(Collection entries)
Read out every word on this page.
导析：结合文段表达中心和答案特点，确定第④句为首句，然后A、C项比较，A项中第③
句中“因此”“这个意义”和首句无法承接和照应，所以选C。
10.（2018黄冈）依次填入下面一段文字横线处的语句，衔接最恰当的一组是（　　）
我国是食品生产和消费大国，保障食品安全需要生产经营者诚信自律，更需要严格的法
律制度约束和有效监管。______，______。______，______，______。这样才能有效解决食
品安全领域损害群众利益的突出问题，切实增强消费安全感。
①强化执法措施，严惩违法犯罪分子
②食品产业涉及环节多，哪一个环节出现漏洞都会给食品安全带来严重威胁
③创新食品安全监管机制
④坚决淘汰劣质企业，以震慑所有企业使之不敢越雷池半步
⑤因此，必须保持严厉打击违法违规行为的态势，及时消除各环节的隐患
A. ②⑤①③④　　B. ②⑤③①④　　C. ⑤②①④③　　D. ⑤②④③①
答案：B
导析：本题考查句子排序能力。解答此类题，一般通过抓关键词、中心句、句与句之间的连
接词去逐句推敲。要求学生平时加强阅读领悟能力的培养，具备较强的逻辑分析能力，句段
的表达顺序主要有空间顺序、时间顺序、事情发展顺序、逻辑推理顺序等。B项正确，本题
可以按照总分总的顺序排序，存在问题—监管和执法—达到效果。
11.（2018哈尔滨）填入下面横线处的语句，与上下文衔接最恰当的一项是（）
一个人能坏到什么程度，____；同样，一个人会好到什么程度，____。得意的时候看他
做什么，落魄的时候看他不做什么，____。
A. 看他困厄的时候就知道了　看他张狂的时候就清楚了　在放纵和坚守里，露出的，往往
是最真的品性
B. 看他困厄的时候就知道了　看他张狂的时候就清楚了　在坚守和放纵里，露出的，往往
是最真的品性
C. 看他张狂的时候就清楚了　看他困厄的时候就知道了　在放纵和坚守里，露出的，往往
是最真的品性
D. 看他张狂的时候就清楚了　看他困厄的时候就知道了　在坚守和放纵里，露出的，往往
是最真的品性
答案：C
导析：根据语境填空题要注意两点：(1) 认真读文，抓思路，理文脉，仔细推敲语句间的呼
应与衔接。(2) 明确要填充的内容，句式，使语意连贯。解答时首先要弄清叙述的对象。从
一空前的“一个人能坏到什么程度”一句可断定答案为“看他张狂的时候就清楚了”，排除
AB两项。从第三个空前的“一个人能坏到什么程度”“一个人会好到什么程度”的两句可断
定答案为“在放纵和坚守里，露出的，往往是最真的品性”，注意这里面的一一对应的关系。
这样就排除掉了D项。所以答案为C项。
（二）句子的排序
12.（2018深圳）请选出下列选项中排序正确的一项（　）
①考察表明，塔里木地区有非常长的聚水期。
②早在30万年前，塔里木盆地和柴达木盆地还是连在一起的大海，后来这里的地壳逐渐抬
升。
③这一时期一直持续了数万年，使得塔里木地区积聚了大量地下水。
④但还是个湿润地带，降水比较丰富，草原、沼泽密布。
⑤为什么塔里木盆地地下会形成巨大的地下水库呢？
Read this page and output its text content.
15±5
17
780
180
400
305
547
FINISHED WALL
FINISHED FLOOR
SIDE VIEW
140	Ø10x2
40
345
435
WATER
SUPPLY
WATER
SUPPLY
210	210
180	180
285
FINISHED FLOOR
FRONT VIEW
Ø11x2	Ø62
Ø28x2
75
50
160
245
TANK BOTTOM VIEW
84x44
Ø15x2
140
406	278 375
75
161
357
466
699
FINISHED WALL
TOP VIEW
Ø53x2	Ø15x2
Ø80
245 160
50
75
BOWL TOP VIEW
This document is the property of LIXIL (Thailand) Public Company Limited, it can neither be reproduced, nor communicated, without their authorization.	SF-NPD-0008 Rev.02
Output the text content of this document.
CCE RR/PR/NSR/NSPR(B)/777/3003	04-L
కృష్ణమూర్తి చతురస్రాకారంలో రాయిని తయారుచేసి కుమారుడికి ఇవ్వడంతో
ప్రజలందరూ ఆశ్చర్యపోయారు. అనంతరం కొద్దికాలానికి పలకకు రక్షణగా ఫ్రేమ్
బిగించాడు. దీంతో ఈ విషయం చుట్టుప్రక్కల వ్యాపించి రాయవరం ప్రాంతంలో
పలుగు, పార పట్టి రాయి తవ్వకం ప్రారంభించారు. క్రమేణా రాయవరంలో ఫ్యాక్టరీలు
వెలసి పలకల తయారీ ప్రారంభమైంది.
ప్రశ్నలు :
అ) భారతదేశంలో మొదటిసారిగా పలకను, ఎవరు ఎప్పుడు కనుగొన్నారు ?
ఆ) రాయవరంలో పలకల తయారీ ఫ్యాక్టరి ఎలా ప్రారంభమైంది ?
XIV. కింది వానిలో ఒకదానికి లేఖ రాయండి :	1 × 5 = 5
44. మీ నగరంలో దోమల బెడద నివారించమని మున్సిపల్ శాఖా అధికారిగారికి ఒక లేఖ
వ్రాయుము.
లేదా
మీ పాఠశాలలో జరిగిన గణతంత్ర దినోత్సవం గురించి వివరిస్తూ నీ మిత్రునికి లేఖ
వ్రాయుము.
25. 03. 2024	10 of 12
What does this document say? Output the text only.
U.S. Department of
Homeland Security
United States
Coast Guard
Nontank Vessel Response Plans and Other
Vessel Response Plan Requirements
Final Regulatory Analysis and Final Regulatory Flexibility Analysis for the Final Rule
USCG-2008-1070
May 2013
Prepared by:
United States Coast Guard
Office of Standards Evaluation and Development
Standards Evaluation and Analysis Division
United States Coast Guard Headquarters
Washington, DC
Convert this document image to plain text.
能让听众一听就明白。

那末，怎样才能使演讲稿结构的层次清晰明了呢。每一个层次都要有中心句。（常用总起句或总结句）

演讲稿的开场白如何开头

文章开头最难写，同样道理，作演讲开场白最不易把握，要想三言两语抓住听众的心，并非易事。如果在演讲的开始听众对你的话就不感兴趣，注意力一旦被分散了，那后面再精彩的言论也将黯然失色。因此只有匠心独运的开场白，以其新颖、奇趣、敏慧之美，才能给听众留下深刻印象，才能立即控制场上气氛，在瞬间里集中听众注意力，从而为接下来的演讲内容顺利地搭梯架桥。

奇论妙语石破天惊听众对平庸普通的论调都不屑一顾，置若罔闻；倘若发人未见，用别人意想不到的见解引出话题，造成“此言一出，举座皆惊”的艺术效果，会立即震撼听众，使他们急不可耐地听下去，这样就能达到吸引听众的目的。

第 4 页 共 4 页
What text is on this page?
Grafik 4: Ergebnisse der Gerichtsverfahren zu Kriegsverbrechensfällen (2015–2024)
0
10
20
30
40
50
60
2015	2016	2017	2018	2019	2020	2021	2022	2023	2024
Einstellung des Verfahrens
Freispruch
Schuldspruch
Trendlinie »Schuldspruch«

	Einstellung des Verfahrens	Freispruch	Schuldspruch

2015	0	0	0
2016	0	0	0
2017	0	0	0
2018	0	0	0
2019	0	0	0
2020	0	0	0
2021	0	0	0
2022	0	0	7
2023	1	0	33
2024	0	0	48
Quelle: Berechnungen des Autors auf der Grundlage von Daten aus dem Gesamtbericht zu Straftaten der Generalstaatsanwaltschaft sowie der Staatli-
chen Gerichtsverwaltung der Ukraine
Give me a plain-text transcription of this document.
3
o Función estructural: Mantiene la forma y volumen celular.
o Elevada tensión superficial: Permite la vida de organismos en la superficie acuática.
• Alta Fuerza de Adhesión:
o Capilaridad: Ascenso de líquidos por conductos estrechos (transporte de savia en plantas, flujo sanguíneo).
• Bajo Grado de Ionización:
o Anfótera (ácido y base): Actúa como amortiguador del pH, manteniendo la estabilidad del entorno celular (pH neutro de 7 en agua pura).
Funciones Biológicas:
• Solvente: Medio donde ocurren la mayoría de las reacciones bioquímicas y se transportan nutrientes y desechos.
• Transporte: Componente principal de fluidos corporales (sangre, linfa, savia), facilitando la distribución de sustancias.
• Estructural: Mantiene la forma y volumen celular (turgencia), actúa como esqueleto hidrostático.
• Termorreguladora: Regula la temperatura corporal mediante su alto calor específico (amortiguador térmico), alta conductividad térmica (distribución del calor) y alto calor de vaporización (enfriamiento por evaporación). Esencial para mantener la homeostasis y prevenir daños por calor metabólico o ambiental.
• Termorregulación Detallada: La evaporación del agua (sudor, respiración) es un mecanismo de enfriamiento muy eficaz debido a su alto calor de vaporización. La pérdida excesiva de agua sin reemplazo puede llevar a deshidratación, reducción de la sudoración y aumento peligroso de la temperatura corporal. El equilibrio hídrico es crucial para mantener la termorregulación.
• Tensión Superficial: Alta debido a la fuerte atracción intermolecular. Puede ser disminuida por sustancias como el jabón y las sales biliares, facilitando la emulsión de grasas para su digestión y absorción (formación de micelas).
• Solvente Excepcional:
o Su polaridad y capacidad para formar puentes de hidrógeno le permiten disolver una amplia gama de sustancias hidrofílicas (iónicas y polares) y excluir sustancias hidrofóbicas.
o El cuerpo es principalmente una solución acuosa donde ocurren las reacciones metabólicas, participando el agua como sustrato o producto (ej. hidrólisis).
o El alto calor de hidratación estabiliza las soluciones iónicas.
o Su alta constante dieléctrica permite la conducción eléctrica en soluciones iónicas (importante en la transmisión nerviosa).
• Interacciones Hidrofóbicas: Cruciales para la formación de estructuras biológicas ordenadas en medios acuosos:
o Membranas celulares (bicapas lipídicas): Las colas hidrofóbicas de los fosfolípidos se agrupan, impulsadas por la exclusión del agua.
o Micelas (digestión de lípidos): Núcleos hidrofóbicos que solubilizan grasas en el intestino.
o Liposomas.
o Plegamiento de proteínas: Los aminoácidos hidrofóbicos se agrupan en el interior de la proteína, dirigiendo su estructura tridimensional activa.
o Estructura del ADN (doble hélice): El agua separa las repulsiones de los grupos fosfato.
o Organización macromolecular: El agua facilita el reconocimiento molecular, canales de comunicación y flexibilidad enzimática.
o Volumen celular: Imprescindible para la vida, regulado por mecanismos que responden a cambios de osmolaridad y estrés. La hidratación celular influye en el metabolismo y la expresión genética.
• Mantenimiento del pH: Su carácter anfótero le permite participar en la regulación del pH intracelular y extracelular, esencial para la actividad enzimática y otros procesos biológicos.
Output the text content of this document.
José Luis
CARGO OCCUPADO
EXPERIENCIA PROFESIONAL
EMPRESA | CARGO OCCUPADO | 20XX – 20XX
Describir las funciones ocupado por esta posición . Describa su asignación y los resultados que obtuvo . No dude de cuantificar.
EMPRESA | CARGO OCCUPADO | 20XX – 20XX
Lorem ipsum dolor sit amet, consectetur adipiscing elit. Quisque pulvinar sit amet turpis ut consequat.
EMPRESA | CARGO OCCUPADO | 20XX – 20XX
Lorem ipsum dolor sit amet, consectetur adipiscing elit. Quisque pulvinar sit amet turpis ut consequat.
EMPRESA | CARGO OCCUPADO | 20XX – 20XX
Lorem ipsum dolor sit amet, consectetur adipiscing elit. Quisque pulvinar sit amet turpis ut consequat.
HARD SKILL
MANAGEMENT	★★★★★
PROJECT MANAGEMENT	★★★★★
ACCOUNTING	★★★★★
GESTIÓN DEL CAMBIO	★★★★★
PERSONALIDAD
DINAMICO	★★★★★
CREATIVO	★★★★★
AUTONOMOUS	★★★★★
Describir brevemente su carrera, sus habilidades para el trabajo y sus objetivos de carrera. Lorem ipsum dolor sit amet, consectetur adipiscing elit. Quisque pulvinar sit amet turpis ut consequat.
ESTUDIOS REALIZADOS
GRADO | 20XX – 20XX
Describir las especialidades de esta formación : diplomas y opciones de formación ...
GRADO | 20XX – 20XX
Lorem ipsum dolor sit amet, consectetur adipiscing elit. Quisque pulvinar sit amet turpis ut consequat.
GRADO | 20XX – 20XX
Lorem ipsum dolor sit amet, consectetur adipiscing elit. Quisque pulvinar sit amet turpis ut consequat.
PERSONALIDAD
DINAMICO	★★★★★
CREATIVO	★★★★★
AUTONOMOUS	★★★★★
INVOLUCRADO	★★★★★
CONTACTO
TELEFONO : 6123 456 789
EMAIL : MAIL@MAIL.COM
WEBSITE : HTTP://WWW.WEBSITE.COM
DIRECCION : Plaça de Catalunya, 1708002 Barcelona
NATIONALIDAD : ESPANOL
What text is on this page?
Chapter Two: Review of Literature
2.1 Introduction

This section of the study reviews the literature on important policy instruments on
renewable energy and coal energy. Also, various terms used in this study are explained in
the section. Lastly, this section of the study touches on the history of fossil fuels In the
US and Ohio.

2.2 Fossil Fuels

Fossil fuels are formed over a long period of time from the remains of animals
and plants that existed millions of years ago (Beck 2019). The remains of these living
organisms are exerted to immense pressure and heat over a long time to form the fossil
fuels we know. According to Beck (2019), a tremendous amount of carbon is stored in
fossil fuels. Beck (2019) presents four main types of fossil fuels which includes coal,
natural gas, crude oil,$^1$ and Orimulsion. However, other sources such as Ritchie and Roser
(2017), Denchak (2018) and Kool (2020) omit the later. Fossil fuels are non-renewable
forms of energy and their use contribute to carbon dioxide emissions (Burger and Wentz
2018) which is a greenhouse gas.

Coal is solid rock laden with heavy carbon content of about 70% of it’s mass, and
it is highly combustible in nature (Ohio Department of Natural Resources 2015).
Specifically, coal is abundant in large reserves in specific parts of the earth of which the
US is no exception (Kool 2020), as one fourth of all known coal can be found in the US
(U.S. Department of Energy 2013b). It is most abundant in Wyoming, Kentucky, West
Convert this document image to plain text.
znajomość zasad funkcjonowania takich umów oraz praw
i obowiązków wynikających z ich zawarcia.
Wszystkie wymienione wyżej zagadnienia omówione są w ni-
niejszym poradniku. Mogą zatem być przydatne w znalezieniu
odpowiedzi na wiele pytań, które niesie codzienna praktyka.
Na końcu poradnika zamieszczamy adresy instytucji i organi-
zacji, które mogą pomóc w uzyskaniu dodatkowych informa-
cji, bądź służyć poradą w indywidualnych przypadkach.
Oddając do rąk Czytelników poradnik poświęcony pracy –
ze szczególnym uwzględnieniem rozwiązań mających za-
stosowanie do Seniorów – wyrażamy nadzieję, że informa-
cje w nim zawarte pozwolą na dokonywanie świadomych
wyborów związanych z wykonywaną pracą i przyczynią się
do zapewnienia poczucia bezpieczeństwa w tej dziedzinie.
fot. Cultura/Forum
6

Goal of the exercise: From the listing above, copy every line that holds the string "page".

Solved exercise:
Read out every word on this page.
Read this page and output its text content.
What text is on this page?
What text is on this page?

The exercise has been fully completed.